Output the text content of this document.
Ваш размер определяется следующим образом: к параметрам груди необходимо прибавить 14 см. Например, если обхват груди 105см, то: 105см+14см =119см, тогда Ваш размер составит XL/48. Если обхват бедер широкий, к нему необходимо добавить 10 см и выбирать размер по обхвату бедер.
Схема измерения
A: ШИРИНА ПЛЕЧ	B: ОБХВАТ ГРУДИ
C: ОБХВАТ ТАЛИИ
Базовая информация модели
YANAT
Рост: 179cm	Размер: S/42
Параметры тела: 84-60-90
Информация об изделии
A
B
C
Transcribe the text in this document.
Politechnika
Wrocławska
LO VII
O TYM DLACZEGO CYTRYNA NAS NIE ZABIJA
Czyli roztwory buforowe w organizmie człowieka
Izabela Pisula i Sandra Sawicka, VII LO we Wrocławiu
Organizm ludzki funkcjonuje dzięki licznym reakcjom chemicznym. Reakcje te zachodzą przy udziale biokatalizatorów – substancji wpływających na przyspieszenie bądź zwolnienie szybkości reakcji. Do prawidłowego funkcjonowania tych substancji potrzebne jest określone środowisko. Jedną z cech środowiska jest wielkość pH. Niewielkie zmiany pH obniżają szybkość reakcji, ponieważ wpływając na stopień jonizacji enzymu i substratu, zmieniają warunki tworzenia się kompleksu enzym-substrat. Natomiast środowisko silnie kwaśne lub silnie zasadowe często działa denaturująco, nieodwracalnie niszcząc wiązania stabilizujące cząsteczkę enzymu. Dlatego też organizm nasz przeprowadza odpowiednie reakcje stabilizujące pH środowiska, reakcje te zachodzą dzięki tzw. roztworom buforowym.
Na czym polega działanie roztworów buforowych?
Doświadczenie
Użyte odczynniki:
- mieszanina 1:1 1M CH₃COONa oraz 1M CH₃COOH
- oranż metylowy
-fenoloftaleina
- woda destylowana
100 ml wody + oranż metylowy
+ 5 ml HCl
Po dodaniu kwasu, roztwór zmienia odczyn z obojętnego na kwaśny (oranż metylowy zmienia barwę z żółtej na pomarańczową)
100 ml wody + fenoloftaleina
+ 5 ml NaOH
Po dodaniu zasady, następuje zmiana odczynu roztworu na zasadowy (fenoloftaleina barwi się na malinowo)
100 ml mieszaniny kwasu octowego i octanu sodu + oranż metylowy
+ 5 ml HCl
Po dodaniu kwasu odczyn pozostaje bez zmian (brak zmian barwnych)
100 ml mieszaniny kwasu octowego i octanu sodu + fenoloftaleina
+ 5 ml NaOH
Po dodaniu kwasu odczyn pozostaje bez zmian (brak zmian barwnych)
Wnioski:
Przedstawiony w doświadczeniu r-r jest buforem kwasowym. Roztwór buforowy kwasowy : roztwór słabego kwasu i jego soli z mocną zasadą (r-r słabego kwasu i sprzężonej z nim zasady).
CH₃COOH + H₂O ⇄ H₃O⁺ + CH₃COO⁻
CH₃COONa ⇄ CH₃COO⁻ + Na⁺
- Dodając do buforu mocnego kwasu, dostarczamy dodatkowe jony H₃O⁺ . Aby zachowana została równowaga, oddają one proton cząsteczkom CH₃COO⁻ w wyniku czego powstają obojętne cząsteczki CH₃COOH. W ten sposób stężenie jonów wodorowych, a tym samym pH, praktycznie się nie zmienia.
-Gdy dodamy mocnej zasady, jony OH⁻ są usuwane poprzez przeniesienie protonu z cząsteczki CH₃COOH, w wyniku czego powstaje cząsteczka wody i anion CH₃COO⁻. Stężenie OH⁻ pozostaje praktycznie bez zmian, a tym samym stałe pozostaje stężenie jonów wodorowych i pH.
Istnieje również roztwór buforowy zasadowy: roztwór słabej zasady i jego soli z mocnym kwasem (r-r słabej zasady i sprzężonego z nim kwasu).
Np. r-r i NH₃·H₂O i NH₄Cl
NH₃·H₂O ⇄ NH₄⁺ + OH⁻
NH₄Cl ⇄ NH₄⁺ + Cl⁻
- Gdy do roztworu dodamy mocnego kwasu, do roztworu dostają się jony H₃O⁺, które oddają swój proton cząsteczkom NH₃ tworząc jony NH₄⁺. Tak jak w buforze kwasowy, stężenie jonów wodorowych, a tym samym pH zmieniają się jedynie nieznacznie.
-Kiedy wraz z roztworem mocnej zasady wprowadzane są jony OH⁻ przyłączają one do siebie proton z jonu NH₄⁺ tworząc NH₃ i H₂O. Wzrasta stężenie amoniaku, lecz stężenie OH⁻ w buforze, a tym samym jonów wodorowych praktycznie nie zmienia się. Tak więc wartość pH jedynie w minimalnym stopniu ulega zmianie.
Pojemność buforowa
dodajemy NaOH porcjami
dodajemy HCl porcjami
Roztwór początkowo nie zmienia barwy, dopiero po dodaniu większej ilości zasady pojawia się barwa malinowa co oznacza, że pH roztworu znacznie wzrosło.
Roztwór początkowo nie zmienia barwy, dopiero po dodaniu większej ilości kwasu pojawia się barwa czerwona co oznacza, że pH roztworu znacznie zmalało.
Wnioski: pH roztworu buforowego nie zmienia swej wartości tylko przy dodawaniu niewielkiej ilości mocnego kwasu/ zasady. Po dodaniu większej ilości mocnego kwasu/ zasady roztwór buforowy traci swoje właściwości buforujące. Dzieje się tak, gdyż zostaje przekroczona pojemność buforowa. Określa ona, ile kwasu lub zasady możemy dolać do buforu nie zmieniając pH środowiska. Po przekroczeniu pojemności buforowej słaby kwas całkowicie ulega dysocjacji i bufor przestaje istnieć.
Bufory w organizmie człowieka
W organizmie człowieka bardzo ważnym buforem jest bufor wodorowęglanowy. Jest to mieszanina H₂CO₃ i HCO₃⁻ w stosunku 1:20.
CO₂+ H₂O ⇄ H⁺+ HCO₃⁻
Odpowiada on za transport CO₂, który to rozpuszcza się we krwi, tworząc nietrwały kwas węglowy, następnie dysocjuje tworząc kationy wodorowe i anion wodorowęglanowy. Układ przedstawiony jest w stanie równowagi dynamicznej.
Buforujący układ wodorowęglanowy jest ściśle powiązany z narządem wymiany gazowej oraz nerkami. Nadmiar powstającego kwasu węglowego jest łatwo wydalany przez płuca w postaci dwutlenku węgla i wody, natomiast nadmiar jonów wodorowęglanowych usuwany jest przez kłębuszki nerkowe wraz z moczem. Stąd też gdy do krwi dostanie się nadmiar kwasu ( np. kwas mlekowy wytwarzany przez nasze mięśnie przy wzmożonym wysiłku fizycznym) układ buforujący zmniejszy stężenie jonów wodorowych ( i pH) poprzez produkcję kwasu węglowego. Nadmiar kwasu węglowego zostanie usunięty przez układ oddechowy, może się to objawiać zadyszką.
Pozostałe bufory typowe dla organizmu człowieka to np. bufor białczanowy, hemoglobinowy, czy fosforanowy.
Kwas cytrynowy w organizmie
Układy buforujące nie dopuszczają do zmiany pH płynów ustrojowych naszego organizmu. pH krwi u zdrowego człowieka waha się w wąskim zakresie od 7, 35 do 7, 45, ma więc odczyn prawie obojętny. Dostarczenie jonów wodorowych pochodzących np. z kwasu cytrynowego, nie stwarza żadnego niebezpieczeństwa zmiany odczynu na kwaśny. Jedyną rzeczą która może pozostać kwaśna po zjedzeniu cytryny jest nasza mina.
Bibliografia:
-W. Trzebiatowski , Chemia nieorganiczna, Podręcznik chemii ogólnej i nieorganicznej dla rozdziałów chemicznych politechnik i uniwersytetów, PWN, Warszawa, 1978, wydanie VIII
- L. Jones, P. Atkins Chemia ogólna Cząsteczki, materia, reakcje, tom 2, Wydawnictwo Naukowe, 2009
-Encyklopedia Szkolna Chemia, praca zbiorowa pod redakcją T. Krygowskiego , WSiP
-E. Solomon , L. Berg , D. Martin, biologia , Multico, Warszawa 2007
- - -
*Problem to solve:* Show all lines in the entries above where the word "mieszanina" appears.

*Result below:*
- mieszanina 1:1 1M CH₃COONa oraz 1M CH₃COOH
W organizmie człowieka bardzo ważnym buforem jest bufor wodorowęglanowy. Jest to mieszanina H₂CO₃ i HCO₃⁻ w stosunku 1:20.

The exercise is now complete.